Exercise goal: Exact repetition of every entry is required.

[START Entries]

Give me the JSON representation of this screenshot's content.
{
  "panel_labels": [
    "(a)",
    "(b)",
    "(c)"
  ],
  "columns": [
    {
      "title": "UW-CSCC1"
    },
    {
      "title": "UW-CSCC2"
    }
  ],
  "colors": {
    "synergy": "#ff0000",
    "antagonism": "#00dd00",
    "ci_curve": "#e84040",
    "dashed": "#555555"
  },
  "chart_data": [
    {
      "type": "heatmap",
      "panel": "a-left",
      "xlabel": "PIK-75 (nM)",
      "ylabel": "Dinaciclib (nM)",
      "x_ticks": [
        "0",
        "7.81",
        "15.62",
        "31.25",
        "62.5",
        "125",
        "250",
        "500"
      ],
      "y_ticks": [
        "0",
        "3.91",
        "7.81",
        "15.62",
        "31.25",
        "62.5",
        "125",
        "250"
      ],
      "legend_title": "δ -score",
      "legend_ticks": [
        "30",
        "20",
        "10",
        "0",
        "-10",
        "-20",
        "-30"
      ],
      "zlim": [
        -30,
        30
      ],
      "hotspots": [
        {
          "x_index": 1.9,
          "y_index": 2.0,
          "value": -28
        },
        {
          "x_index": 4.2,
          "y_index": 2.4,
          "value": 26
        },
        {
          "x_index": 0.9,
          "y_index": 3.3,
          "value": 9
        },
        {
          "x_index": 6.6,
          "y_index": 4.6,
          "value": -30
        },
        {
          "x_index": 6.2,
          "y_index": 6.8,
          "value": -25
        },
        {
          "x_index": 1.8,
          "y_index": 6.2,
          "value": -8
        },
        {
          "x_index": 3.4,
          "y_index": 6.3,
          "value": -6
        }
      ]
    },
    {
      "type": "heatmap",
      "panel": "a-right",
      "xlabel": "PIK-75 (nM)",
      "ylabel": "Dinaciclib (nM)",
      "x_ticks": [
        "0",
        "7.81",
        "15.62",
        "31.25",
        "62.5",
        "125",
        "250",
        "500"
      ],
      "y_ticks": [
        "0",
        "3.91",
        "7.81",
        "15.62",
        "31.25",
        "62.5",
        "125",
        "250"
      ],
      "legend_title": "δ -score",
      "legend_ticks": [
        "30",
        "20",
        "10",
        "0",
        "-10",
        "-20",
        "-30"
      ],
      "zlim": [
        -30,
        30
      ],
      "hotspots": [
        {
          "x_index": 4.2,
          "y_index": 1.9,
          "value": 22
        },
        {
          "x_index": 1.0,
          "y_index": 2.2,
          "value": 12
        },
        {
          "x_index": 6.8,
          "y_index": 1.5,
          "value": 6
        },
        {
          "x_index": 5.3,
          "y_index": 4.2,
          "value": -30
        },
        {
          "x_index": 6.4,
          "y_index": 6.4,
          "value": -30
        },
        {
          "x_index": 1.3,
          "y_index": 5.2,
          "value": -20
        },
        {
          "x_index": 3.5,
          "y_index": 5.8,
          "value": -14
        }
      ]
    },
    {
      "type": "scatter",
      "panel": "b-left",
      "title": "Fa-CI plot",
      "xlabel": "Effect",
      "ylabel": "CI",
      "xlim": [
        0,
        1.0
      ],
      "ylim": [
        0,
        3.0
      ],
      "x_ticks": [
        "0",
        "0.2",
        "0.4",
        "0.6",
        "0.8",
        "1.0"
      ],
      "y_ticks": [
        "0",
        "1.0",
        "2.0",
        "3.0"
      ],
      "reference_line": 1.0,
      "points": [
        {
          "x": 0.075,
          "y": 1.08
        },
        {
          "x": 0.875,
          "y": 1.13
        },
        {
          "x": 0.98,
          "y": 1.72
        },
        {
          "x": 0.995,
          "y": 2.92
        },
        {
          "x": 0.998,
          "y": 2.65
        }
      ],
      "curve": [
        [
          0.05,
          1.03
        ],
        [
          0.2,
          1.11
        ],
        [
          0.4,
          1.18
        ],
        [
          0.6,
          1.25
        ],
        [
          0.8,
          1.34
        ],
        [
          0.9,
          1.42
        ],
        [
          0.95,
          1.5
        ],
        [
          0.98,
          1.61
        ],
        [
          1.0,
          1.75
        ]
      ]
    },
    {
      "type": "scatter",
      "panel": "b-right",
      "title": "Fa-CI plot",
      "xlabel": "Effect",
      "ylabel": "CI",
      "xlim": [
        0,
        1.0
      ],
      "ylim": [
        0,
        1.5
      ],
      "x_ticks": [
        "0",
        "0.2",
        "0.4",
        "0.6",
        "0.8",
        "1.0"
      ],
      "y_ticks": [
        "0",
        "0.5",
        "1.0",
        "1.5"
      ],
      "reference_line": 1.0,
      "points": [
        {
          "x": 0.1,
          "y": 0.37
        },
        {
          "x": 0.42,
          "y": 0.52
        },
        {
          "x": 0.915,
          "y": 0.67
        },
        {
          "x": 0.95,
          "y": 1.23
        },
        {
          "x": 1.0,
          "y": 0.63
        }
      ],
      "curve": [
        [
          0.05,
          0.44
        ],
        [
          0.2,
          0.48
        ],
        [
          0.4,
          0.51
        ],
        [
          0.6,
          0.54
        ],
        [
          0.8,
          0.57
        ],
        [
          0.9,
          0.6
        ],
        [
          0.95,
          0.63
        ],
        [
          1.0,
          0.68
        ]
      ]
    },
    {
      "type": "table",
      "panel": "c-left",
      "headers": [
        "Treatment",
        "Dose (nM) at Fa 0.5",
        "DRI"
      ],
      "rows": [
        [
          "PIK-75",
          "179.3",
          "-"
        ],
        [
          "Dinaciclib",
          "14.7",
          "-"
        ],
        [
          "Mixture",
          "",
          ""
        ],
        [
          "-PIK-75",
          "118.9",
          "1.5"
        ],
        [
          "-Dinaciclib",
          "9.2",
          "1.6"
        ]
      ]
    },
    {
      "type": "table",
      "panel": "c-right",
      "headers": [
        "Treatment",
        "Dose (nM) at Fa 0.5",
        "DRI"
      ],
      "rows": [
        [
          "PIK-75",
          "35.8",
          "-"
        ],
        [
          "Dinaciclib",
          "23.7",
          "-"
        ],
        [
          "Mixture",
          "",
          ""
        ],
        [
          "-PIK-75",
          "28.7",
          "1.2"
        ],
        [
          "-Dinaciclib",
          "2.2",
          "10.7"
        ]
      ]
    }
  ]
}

[END Entries]

Task response:
Give me the JSON representation of this screenshot's content.
{
  "panel_labels": [
    "(a)",
    "(b)",
    "(c)"
  ],
  "columns": [
    {
      "title": "UW-CSCC1"
    },
    {
      "title": "UW-CSCC2"
    }
  ],
  "colors": {
    "synergy": "#ff0000",
    "antagonism": "#00dd00",
    "ci_curve": "#e84040",
    "dashed": "#555555"
  },
  "chart_data": [
    {
      "type": "heatmap",
      "panel": "a-left",
      "xlabel": "PIK-75 (nM)",
      "ylabel": "Dinaciclib (nM)",
      "x_ticks": [
        "0",
        "7.81",
        "15.62",
        "31.25",
        "62.5",
        "125",
        "250",
        "500"
      ],
      "y_ticks": [
        "0",
        "3.91",
        "7.81",
        "15.62",
        "31.25",
        "62.5",
        "125",
        "250"
      ],
      "legend_title": "δ -score",
      "legend_ticks": [
        "30",
        "20",
        "10",
        "0",
        "-10",
        "-20",
        "-30"
      ],
      "zlim": [
        -30,
        30
      ],
      "hotspots": [
        {
          "x_index": 1.9,
          "y_index": 2.0,
          "value": -28
        },
        {
          "x_index": 4.2,
          "y_index": 2.4,
          "value": 26
        },
        {
          "x_index": 0.9,
          "y_index": 3.3,
          "value": 9
        },
        {
          "x_index": 6.6,
          "y_index": 4.6,
          "value": -30
        },
        {
          "x_index": 6.2,
          "y_index": 6.8,
          "value": -25
        },
        {
          "x_index": 1.8,
          "y_index": 6.2,
          "value": -8
        },
        {
          "x_index": 3.4,
          "y_index": 6.3,
          "value": -6
        }
      ]
    },
    {
      "type": "heatmap",
      "panel": "a-right",
      "xlabel": "PIK-75 (nM)",
      "ylabel": "Dinaciclib (nM)",
      "x_ticks": [
        "0",
        "7.81",
        "15.62",
        "31.25",
        "62.5",
        "125",
        "250",
        "500"
      ],
      "y_ticks": [
        "0",
        "3.91",
        "7.81",
        "15.62",
        "31.25",
        "62.5",
        "125",
        "250"
      ],
      "legend_title": "δ -score",
      "legend_ticks": [
        "30",
        "20",
        "10",
        "0",
        "-10",
        "-20",
        "-30"
      ],
      "zlim": [
        -30,
        30
      ],
      "hotspots": [
        {
          "x_index": 4.2,
          "y_index": 1.9,
          "value": 22
        },
        {
          "x_index": 1.0,
          "y_index": 2.2,
          "value": 12
        },
        {
          "x_index": 6.8,
          "y_index": 1.5,
          "value": 6
        },
        {
          "x_index": 5.3,
          "y_index": 4.2,
          "value": -30
        },
        {
          "x_index": 6.4,
          "y_index": 6.4,
          "value": -30
        },
        {
          "x_index": 1.3,
          "y_index": 5.2,
          "value": -20
        },
        {
          "x_index": 3.5,
          "y_index": 5.8,
          "value": -14
        }
      ]
    },
    {
      "type": "scatter",
      "panel": "b-left",
      "title": "Fa-CI plot",
      "xlabel": "Effect",
      "ylabel": "CI",
      "xlim": [
        0,
        1.0
      ],
      "ylim": [
        0,
        3.0
      ],
      "x_ticks": [
        "0",
        "0.2",
        "0.4",
        "0.6",
        "0.8",
        "1.0"
      ],
      "y_ticks": [
        "0",
        "1.0",
        "2.0",
        "3.0"
      ],
      "reference_line": 1.0,
      "points": [
        {
          "x": 0.075,
          "y": 1.08
        },
        {
          "x": 0.875,
          "y": 1.13
        },
        {
          "x": 0.98,
          "y": 1.72
        },
        {
          "x": 0.995,
          "y": 2.92
        },
        {
          "x": 0.998,
          "y": 2.65
        }
      ],
      "curve": [
        [
          0.05,
          1.03
        ],
        [
          0.2,
          1.11
        ],
        [
          0.4,
          1.18
        ],
        [
          0.6,
          1.25
        ],
        [
          0.8,
          1.34
        ],
        [
          0.9,
          1.42
        ],
        [
          0.95,
          1.5
        ],
        [
          0.98,
          1.61
        ],
        [
          1.0,
          1.75
        ]
      ]
    },
    {
      "type": "scatter",
      "panel": "b-right",
      "title": "Fa-CI plot",
      "xlabel": "Effect",
      "ylabel": "CI",
      "xlim": [
        0,
        1.0
      ],
      "ylim": [
        0,
        1.5
      ],
      "x_ticks": [
        "0",
        "0.2",
        "0.4",
        "0.6",
        "0.8",
        "1.0"
      ],
      "y_ticks": [
        "0",
        "0.5",
        "1.0",
        "1.5"
      ],
      "reference_line": 1.0,
      "points": [
        {
          "x": 0.1,
          "y": 0.37
        },
        {
          "x": 0.42,
          "y": 0.52
        },
        {
          "x": 0.915,
          "y": 0.67
        },
        {
          "x": 0.95,
          "y": 1.23
        },
        {
          "x": 1.0,
          "y": 0.63
        }
      ],
      "curve": [
        [
          0.05,
          0.44
        ],
        [
          0.2,
          0.48
        ],
        [
          0.4,
          0.51
        ],
        [
          0.6,
          0.54
        ],
        [
          0.8,
          0.57
        ],
        [
          0.9,
          0.6
        ],
        [
          0.95,
          0.63
        ],
        [
          1.0,
          0.68
        ]
      ]
    },
    {
      "type": "table",
      "panel": "c-left",
      "headers": [
        "Treatment",
        "Dose (nM) at Fa 0.5",
        "DRI"
      ],
      "rows": [
        [
          "PIK-75",
          "179.3",
          "-"
        ],
        [
          "Dinaciclib",
          "14.7",
          "-"
        ],
        [
          "Mixture",
          "",
          ""
        ],
        [
          "-PIK-75",
          "118.9",
          "1.5"
        ],
        [
          "-Dinaciclib",
          "9.2",
          "1.6"
        ]
      ]
    },
    {
      "type": "table",
      "panel": "c-right",
      "headers": [
        "Treatment",
        "Dose (nM) at Fa 0.5",
        "DRI"
      ],
      "rows": [
        [
          "PIK-75",
          "35.8",
          "-"
        ],
        [
          "Dinaciclib",
          "23.7",
          "-"
        ],
        [
          "Mixture",
          "",
          ""
        ],
        [
          "-PIK-75",
          "28.7",
          "1.2"
        ],
        [
          "-Dinaciclib",
          "2.2",
          "10.7"
        ]
      ]
    }
  ]
}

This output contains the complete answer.